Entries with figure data
━━━━━━
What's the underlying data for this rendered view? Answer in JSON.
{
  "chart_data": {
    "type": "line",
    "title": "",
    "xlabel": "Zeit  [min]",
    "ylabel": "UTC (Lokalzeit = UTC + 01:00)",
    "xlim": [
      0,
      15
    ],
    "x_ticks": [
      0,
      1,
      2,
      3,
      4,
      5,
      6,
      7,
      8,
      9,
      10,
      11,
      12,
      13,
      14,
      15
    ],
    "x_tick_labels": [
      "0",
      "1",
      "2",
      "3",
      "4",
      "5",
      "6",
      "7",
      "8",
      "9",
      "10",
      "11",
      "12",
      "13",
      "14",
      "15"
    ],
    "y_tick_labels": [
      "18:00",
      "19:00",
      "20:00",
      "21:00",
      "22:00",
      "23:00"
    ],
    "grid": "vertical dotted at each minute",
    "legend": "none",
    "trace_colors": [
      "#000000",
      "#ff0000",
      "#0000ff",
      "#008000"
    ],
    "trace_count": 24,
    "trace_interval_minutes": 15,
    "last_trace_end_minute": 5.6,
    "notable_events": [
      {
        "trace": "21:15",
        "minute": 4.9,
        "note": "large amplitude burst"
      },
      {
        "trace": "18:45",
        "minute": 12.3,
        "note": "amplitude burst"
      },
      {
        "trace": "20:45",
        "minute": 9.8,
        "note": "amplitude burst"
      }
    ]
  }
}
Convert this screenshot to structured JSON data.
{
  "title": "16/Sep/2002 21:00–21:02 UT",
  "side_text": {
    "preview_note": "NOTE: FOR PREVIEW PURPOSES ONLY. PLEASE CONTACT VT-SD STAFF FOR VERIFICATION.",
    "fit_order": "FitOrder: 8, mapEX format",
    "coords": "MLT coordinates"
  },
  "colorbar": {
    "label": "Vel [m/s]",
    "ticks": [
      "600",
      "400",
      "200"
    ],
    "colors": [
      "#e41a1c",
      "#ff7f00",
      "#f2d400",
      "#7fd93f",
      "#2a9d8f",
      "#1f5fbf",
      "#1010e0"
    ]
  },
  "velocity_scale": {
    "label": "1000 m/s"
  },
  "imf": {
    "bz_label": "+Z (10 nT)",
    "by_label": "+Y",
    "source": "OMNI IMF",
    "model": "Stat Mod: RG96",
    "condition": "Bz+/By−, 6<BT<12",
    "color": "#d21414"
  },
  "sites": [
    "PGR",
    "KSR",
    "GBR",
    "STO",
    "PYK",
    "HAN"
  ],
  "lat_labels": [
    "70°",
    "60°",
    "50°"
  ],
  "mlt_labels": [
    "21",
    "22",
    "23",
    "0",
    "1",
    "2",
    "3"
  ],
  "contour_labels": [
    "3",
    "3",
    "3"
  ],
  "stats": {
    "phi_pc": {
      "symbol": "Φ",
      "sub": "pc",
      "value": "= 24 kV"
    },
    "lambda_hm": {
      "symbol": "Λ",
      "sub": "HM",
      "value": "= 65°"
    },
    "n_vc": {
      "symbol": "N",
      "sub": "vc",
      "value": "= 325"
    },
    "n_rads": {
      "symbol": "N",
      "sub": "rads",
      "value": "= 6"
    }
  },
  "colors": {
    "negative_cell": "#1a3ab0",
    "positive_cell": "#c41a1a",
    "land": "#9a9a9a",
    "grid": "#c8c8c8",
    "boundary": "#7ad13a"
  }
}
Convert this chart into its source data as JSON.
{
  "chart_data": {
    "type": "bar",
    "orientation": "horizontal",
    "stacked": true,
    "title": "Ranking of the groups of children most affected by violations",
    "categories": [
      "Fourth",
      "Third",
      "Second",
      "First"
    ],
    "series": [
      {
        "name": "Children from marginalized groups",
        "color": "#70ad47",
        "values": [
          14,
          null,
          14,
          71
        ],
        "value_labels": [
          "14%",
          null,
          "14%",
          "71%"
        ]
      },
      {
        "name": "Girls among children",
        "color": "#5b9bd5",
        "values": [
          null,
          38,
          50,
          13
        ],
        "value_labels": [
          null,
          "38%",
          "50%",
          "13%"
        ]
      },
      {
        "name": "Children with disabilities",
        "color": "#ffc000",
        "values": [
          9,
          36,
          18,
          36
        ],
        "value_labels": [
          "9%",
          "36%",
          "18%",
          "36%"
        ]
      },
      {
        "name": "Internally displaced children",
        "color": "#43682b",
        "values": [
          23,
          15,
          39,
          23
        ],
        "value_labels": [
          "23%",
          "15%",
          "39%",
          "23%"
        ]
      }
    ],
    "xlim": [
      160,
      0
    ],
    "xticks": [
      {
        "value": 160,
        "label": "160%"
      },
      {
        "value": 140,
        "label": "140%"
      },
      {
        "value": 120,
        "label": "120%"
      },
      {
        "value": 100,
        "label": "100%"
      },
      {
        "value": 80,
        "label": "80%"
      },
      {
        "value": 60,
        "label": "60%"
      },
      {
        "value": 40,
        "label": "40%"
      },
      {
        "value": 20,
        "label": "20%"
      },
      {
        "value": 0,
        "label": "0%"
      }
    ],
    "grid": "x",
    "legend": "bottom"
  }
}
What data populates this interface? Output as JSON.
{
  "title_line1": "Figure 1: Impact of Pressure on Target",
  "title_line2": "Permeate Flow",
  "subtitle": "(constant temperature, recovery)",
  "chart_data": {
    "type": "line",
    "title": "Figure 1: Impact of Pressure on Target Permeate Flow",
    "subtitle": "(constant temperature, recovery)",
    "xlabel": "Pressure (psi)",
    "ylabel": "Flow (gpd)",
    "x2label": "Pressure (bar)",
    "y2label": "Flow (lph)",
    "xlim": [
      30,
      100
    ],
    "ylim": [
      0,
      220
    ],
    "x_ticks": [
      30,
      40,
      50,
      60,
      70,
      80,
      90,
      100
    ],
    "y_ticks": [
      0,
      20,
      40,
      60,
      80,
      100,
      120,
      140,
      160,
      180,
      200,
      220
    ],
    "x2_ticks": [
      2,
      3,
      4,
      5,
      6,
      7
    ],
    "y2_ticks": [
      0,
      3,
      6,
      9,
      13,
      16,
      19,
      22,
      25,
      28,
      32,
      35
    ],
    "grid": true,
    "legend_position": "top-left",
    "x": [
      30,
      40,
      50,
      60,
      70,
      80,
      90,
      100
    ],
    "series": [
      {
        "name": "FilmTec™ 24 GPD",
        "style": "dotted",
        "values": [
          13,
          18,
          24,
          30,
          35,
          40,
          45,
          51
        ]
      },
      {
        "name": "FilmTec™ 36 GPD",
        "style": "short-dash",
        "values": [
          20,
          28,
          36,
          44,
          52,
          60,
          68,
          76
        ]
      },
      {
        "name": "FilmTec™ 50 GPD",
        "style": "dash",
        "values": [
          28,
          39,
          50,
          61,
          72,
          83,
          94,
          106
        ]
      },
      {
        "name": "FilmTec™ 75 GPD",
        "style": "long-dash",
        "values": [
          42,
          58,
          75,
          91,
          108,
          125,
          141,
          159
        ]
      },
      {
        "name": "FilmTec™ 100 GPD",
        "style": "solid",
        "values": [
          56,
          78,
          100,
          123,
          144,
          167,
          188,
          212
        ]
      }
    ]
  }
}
━━━━━━
Task details: Identify the lines in the entries that hold "Impact" and return each one.

Correct result:
  "title_line1": "Figure 1: Impact of Pressure on Target",
    "title": "Figure 1: Impact of Pressure on Target Permeate Flow",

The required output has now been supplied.